TASK GOAL:
Retype all the entries word for word, but omit the pictures.

─── DATASET EXTRACT ───

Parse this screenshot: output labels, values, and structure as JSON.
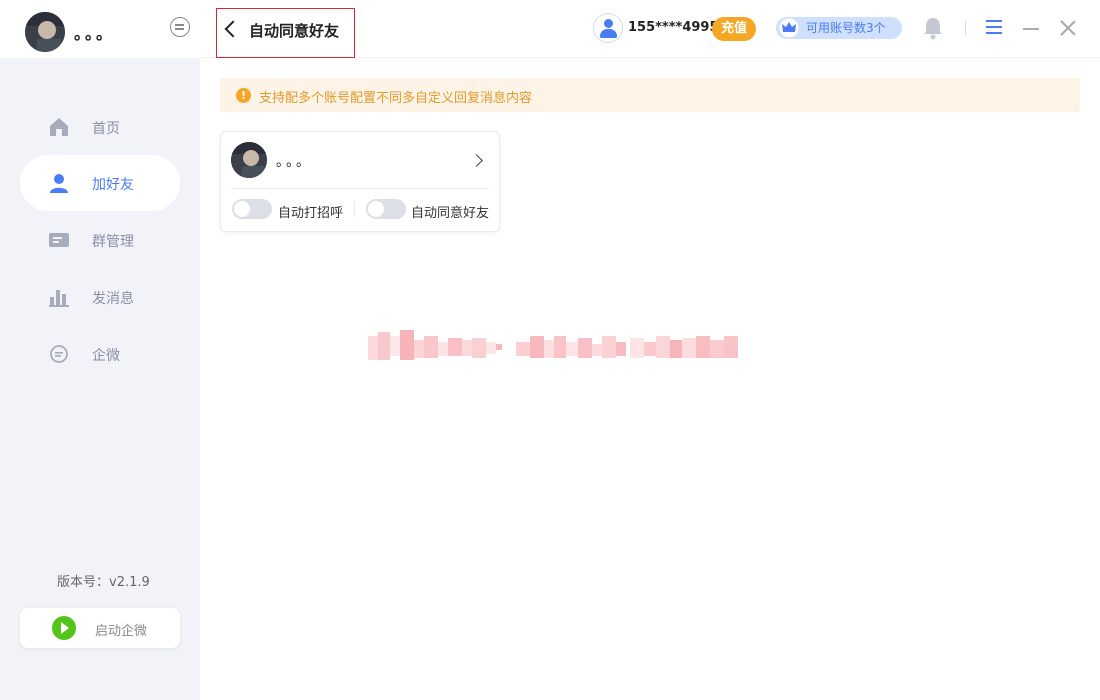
{
  "profile": {
    "name": "。。。"
  },
  "sidebar": {
    "items": [
      {
        "label": "首页",
        "icon": "home-icon",
        "active": false
      },
      {
        "label": "加好友",
        "icon": "user-icon",
        "active": true
      },
      {
        "label": "群管理",
        "icon": "group-manage-icon",
        "active": false
      },
      {
        "label": "发消息",
        "icon": "chart-icon",
        "active": false
      },
      {
        "label": "企微",
        "icon": "chat-bubble-icon",
        "active": false
      }
    ],
    "version": "版本号：v2.1.9",
    "start_label": "启动企微"
  },
  "header": {
    "title": "自动同意好友",
    "phone": "155****4995",
    "recharge": "充值",
    "accounts": "可用账号数3个"
  },
  "notice": {
    "icon": "!",
    "text": "支持配多个账号配置不同多自定义回复消息内容"
  },
  "account_card": {
    "name": "。。。",
    "toggle_greet_label": "自动打招呼",
    "toggle_accept_label": "自动同意好友"
  },
  "colors": {
    "accent": "#4a7cf6",
    "warning": "#f5a623",
    "highlight_border": "#d9282f"
  }
}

───

FINISHED ANSWER:
Parse this screenshot: output labels, values, and structure as JSON.
{
  "profile": {
    "name": "。。。"
  },
  "sidebar": {
    "items": [
      {
        "label": "首页",
        "icon": "home-icon",
        "active": false
      },
      {
        "label": "加好友",
        "icon": "user-icon",
        "active": true
      },
      {
        "label": "群管理",
        "icon": "group-manage-icon",
        "active": false
      },
      {
        "label": "发消息",
        "icon": "chart-icon",
        "active": false
      },
      {
        "label": "企微",
        "icon": "chat-bubble-icon",
        "active": false
      }
    ],
    "version": "版本号：v2.1.9",
    "start_label": "启动企微"
  },
  "header": {
    "title": "自动同意好友",
    "phone": "155****4995",
    "recharge": "充值",
    "accounts": "可用账号数3个"
  },
  "notice": {
    "icon": "!",
    "text": "支持配多个账号配置不同多自定义回复消息内容"
  },
  "account_card": {
    "name": "。。。",
    "toggle_greet_label": "自动打招呼",
    "toggle_accept_label": "自动同意好友"
  },
  "colors": {
    "accent": "#4a7cf6",
    "warning": "#f5a623",
    "highlight_border": "#d9282f"
  }
}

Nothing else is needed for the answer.